Short problem
Examine the entries and show every line in which the word "Number" is found.

Provided data
»»

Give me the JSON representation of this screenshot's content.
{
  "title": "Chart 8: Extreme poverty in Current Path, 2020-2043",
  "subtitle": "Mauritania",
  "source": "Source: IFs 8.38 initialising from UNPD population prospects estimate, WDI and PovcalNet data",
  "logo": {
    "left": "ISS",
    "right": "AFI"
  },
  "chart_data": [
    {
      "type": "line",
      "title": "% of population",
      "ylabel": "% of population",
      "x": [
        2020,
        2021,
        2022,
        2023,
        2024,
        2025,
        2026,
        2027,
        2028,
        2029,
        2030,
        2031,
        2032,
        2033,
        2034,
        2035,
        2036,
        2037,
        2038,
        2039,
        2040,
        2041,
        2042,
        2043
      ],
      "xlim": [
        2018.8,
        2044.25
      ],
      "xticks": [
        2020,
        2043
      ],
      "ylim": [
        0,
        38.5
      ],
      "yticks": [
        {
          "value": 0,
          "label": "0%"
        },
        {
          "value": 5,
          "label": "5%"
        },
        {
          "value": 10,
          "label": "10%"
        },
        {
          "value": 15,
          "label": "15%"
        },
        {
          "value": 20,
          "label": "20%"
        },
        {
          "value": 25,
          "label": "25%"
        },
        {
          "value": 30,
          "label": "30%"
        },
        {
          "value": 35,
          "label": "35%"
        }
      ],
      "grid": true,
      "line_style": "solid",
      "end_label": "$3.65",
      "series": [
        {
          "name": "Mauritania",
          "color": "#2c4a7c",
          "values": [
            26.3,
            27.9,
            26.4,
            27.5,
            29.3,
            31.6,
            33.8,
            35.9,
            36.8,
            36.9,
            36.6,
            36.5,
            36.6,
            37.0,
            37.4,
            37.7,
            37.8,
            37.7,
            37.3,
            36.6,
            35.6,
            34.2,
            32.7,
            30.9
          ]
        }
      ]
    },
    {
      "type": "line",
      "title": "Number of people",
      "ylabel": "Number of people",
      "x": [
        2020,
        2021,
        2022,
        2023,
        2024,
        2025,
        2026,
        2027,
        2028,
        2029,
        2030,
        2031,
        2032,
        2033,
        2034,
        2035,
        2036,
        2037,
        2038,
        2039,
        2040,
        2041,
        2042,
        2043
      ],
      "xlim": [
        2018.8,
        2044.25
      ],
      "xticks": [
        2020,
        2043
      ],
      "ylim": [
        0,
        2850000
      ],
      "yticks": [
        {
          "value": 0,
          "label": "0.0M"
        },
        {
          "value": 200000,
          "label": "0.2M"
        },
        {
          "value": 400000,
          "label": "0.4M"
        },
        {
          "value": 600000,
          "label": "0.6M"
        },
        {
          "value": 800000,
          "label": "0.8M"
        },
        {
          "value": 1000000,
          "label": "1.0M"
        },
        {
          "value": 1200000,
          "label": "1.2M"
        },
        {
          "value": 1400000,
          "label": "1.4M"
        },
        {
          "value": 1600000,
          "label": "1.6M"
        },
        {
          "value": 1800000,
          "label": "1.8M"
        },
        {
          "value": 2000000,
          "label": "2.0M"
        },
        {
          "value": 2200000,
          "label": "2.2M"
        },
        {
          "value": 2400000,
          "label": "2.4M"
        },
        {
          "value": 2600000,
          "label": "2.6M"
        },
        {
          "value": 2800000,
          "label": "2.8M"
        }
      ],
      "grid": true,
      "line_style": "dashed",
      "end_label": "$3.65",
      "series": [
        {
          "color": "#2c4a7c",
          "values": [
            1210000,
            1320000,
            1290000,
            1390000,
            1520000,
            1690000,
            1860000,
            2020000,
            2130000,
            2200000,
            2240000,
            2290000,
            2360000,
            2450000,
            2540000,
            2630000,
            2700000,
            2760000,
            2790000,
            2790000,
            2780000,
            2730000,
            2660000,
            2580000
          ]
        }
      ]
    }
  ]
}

««

Response to the task
      "title": "Number of people",
      "ylabel": "Number of people",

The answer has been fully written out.